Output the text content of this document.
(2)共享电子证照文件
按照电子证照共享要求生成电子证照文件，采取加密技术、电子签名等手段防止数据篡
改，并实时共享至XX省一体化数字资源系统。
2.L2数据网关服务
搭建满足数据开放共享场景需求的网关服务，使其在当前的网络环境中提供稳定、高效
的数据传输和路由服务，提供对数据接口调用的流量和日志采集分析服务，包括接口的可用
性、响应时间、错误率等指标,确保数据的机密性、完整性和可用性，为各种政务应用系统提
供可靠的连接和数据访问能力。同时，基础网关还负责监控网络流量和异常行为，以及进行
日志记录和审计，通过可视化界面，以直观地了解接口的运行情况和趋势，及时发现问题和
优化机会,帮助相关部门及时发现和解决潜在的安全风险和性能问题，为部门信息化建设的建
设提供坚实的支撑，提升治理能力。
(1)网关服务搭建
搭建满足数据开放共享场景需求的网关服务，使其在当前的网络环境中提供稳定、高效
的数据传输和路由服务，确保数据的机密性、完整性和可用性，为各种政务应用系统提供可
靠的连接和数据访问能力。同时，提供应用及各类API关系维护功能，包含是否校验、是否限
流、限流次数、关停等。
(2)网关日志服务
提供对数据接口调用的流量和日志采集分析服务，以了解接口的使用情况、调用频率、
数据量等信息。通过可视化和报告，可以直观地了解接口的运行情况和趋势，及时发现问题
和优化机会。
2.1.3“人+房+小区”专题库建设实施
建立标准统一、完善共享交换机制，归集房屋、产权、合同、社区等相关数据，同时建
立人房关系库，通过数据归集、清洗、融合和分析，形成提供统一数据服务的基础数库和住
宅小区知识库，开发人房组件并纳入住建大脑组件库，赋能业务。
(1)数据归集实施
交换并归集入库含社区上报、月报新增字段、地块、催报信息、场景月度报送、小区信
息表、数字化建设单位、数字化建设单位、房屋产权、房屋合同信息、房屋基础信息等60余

* PROBLEM *
Please reproduce each line exactly as written.

* COMPLETE RESPONSE *
Output the text content of this document.
(2)共享电子证照文件
按照电子证照共享要求生成电子证照文件，采取加密技术、电子签名等手段防止数据篡
改，并实时共享至XX省一体化数字资源系统。
2.L2数据网关服务
搭建满足数据开放共享场景需求的网关服务，使其在当前的网络环境中提供稳定、高效
的数据传输和路由服务，提供对数据接口调用的流量和日志采集分析服务，包括接口的可用
性、响应时间、错误率等指标,确保数据的机密性、完整性和可用性，为各种政务应用系统提
供可靠的连接和数据访问能力。同时，基础网关还负责监控网络流量和异常行为，以及进行
日志记录和审计，通过可视化界面，以直观地了解接口的运行情况和趋势，及时发现问题和
优化机会,帮助相关部门及时发现和解决潜在的安全风险和性能问题，为部门信息化建设的建
设提供坚实的支撑，提升治理能力。
(1)网关服务搭建
搭建满足数据开放共享场景需求的网关服务，使其在当前的网络环境中提供稳定、高效
的数据传输和路由服务，确保数据的机密性、完整性和可用性，为各种政务应用系统提供可
靠的连接和数据访问能力。同时，提供应用及各类API关系维护功能，包含是否校验、是否限
流、限流次数、关停等。
(2)网关日志服务
提供对数据接口调用的流量和日志采集分析服务，以了解接口的使用情况、调用频率、
数据量等信息。通过可视化和报告，可以直观地了解接口的运行情况和趋势，及时发现问题
和优化机会。
2.1.3“人+房+小区”专题库建设实施
建立标准统一、完善共享交换机制，归集房屋、产权、合同、社区等相关数据，同时建
立人房关系库，通过数据归集、清洗、融合和分析，形成提供统一数据服务的基础数库和住
宅小区知识库，开发人房组件并纳入住建大脑组件库，赋能业务。
(1)数据归集实施
交换并归集入库含社区上报、月报新增字段、地块、催报信息、场景月度报送、小区信
息表、数字化建设单位、数字化建设单位、房屋产权、房屋合同信息、房屋基础信息等60余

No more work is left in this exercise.